Saved entries:
————————
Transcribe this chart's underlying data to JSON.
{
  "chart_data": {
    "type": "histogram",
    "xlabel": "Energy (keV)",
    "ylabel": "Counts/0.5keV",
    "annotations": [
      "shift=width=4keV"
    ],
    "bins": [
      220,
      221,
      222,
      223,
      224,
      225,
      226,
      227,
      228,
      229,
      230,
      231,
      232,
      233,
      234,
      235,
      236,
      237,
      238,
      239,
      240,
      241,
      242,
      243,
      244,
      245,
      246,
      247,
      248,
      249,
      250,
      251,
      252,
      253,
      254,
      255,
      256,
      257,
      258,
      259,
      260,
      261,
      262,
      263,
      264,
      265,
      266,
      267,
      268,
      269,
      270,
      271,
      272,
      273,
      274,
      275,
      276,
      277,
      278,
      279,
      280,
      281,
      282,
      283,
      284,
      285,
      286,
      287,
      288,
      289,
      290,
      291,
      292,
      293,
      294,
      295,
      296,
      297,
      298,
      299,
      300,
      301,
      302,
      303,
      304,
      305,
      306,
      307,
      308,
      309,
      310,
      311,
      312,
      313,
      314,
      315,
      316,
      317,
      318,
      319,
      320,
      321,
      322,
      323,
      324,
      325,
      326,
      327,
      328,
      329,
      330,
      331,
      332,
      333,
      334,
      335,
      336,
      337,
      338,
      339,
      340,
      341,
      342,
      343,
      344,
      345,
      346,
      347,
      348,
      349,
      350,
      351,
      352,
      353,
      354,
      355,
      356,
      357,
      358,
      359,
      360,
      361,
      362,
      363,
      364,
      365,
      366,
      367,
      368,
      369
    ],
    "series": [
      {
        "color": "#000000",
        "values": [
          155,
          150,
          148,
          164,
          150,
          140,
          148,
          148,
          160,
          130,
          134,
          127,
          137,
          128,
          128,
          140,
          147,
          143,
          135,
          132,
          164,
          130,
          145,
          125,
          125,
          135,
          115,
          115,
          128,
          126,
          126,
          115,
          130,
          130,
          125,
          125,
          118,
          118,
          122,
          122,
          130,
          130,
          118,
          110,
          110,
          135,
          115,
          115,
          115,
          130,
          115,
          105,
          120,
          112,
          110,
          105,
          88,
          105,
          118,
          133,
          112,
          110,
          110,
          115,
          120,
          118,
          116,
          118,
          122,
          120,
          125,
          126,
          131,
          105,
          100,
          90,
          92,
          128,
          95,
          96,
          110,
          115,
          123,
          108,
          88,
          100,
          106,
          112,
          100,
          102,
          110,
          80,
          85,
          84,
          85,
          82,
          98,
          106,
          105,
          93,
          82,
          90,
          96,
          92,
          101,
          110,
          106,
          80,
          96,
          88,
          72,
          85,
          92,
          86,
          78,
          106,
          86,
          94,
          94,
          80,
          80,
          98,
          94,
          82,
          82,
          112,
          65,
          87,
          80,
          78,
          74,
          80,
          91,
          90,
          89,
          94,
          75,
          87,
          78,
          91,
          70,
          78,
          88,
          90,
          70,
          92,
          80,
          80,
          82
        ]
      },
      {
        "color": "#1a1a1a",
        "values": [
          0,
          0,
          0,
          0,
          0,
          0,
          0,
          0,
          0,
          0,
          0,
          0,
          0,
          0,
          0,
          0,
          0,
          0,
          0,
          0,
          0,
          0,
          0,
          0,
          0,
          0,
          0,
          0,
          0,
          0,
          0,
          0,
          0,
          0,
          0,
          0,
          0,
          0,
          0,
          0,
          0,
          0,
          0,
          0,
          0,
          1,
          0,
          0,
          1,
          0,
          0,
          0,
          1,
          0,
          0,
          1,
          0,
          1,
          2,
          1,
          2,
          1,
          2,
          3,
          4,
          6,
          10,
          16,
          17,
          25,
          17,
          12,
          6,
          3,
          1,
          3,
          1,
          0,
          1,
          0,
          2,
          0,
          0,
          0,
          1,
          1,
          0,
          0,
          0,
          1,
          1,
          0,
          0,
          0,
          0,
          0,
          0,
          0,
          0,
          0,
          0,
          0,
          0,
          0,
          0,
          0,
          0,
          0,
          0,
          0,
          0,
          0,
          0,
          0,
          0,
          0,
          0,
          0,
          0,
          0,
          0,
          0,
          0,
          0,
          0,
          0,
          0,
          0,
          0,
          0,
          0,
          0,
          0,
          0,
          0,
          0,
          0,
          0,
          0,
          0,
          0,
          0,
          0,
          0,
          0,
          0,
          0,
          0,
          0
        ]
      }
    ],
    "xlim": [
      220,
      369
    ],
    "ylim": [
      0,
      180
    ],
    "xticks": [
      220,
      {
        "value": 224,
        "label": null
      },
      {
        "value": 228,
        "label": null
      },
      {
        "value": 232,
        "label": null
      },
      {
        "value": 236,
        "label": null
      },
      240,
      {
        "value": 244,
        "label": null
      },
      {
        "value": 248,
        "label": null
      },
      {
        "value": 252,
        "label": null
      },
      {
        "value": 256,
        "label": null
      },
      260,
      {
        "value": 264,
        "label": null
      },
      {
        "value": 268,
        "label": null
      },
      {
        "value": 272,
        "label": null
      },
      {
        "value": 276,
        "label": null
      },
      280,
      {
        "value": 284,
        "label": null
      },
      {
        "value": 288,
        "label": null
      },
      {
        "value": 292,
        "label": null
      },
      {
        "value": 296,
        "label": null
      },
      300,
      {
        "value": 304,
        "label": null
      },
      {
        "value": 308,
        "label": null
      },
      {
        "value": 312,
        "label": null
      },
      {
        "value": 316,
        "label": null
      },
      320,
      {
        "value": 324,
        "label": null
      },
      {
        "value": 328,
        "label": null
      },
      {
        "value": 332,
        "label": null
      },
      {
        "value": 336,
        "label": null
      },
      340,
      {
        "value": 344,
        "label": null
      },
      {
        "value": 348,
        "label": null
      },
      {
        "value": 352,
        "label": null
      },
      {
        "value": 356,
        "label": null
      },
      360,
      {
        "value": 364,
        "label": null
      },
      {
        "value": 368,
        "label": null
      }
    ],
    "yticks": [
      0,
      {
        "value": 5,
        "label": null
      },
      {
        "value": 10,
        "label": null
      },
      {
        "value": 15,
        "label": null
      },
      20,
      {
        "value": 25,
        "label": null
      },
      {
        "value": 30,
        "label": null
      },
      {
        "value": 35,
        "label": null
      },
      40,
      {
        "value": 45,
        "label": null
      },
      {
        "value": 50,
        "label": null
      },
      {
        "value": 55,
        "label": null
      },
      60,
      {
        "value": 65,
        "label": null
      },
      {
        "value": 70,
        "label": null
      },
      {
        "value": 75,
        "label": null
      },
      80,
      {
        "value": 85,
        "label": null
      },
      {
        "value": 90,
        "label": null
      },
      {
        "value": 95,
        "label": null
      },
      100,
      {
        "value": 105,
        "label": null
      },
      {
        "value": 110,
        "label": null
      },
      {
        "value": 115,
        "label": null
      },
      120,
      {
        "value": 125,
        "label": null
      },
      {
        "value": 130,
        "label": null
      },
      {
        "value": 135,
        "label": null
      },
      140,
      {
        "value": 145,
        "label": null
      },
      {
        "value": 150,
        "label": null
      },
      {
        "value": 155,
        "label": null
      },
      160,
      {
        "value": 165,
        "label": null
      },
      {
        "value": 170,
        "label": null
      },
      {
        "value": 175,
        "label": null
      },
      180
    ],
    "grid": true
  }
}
————————
The listing above should be transcribed in full, exactly as written.

» **Task result**
Transcribe this chart's underlying data to JSON.
{
  "chart_data": {
    "type": "histogram",
    "xlabel": "Energy (keV)",
    "ylabel": "Counts/0.5keV",
    "annotations": [
      "shift=width=4keV"
    ],
    "bins": [
      220,
      221,
      222,
      223,
      224,
      225,
      226,
      227,
      228,
      229,
      230,
      231,
      232,
      233,
      234,
      235,
      236,
      237,
      238,
      239,
      240,
      241,
      242,
      243,
      244,
      245,
      246,
      247,
      248,
      249,
      250,
      251,
      252,
      253,
      254,
      255,
      256,
      257,
      258,
      259,
      260,
      261,
      262,
      263,
      264,
      265,
      266,
      267,
      268,
      269,
      270,
      271,
      272,
      273,
      274,
      275,
      276,
      277,
      278,
      279,
      280,
      281,
      282,
      283,
      284,
      285,
      286,
      287,
      288,
      289,
      290,
      291,
      292,
      293,
      294,
      295,
      296,
      297,
      298,
      299,
      300,
      301,
      302,
      303,
      304,
      305,
      306,
      307,
      308,
      309,
      310,
      311,
      312,
      313,
      314,
      315,
      316,
      317,
      318,
      319,
      320,
      321,
      322,
      323,
      324,
      325,
      326,
      327,
      328,
      329,
      330,
      331,
      332,
      333,
      334,
      335,
      336,
      337,
      338,
      339,
      340,
      341,
      342,
      343,
      344,
      345,
      346,
      347,
      348,
      349,
      350,
      351,
      352,
      353,
      354,
      355,
      356,
      357,
      358,
      359,
      360,
      361,
      362,
      363,
      364,
      365,
      366,
      367,
      368,
      369
    ],
    "series": [
      {
        "color": "#000000",
        "values": [
          155,
          150,
          148,
          164,
          150,
          140,
          148,
          148,
          160,
          130,
          134,
          127,
          137,
          128,
          128,
          140,
          147,
          143,
          135,
          132,
          164,
          130,
          145,
          125,
          125,
          135,
          115,
          115,
          128,
          126,
          126,
          115,
          130,
          130,
          125,
          125,
          118,
          118,
          122,
          122,
          130,
          130,
          118,
          110,
          110,
          135,
          115,
          115,
          115,
          130,
          115,
          105,
          120,
          112,
          110,
          105,
          88,
          105,
          118,
          133,
          112,
          110,
          110,
          115,
          120,
          118,
          116,
          118,
          122,
          120,
          125,
          126,
          131,
          105,
          100,
          90,
          92,
          128,
          95,
          96,
          110,
          115,
          123,
          108,
          88,
          100,
          106,
          112,
          100,
          102,
          110,
          80,
          85,
          84,
          85,
          82,
          98,
          106,
          105,
          93,
          82,
          90,
          96,
          92,
          101,
          110,
          106,
          80,
          96,
          88,
          72,
          85,
          92,
          86,
          78,
          106,
          86,
          94,
          94,
          80,
          80,
          98,
          94,
          82,
          82,
          112,
          65,
          87,
          80,
          78,
          74,
          80,
          91,
          90,
          89,
          94,
          75,
          87,
          78,
          91,
          70,
          78,
          88,
          90,
          70,
          92,
          80,
          80,
          82
        ]
      },
      {
        "color": "#1a1a1a",
        "values": [
          0,
          0,
          0,
          0,
          0,
          0,
          0,
          0,
          0,
          0,
          0,
          0,
          0,
          0,
          0,
          0,
          0,
          0,
          0,
          0,
          0,
          0,
          0,
          0,
          0,
          0,
          0,
          0,
          0,
          0,
          0,
          0,
          0,
          0,
          0,
          0,
          0,
          0,
          0,
          0,
          0,
          0,
          0,
          0,
          0,
          1,
          0,
          0,
          1,
          0,
          0,
          0,
          1,
          0,
          0,
          1,
          0,
          1,
          2,
          1,
          2,
          1,
          2,
          3,
          4,
          6,
          10,
          16,
          17,
          25,
          17,
          12,
          6,
          3,
          1,
          3,
          1,
          0,
          1,
          0,
          2,
          0,
          0,
          0,
          1,
          1,
          0,
          0,
          0,
          1,
          1,
          0,
          0,
          0,
          0,
          0,
          0,
          0,
          0,
          0,
          0,
          0,
          0,
          0,
          0,
          0,
          0,
          0,
          0,
          0,
          0,
          0,
          0,
          0,
          0,
          0,
          0,
          0,
          0,
          0,
          0,
          0,
          0,
          0,
          0,
          0,
          0,
          0,
          0,
          0,
          0,
          0,
          0,
          0,
          0,
          0,
          0,
          0,
          0,
          0,
          0,
          0,
          0,
          0,
          0,
          0,
          0,
          0,
          0
        ]
      }
    ],
    "xlim": [
      220,
      369
    ],
    "ylim": [
      0,
      180
    ],
    "xticks": [
      220,
      {
        "value": 224,
        "label": null
      },
      {
        "value": 228,
        "label": null
      },
      {
        "value": 232,
        "label": null
      },
      {
        "value": 236,
        "label": null
      },
      240,
      {
        "value": 244,
        "label": null
      },
      {
        "value": 248,
        "label": null
      },
      {
        "value": 252,
        "label": null
      },
      {
        "value": 256,
        "label": null
      },
      260,
      {
        "value": 264,
        "label": null
      },
      {
        "value": 268,
        "label": null
      },
      {
        "value": 272,
        "label": null
      },
      {
        "value": 276,
        "label": null
      },
      280,
      {
        "value": 284,
        "label": null
      },
      {
        "value": 288,
        "label": null
      },
      {
        "value": 292,
        "label": null
      },
      {
        "value": 296,
        "label": null
      },
      300,
      {
        "value": 304,
        "label": null
      },
      {
        "value": 308,
        "label": null
      },
      {
        "value": 312,
        "label": null
      },
      {
        "value": 316,
        "label": null
      },
      320,
      {
        "value": 324,
        "label": null
      },
      {
        "value": 328,
        "label": null
      },
      {
        "value": 332,
        "label": null
      },
      {
        "value": 336,
        "label": null
      },
      340,
      {
        "value": 344,
        "label": null
      },
      {
        "value": 348,
        "label": null
      },
      {
        "value": 352,
        "label": null
      },
      {
        "value": 356,
        "label": null
      },
      360,
      {
        "value": 364,
        "label": null
      },
      {
        "value": 368,
        "label": null
      }
    ],
    "yticks": [
      0,
      {
        "value": 5,
        "label": null
      },
      {
        "value": 10,
        "label": null
      },
      {
        "value": 15,
        "label": null
      },
      20,
      {
        "value": 25,
        "label": null
      },
      {
        "value": 30,
        "label": null
      },
      {
        "value": 35,
        "label": null
      },
      40,
      {
        "value": 45,
        "label": null
      },
      {
        "value": 50,
        "label": null
      },
      {
        "value": 55,
        "label": null
      },
      60,
      {
        "value": 65,
        "label": null
      },
      {
        "value": 70,
        "label": null
      },
      {
        "value": 75,
        "label": null
      },
      80,
      {
        "value": 85,
        "label": null
      },
      {
        "value": 90,
        "label": null
      },
      {
        "value": 95,
        "label": null
      },
      100,
      {
        "value": 105,
        "label": null
      },
      {
        "value": 110,
        "label": null
      },
      {
        "value": 115,
        "label": null
      },
      120,
      {
        "value": 125,
        "label": null
      },
      {
        "value": 130,
        "label": null
      },
      {
        "value": 135,
        "label": null
      },
      140,
      {
        "value": 145,
        "label": null
      },
      {
        "value": 150,
        "label": null
      },
      {
        "value": 155,
        "label": null
      },
      160,
      {
        "value": 165,
        "label": null
      },
      {
        "value": 170,
        "label": null
      },
      {
        "value": 175,
        "label": null
      },
      180
    ],
    "grid": true
  }
}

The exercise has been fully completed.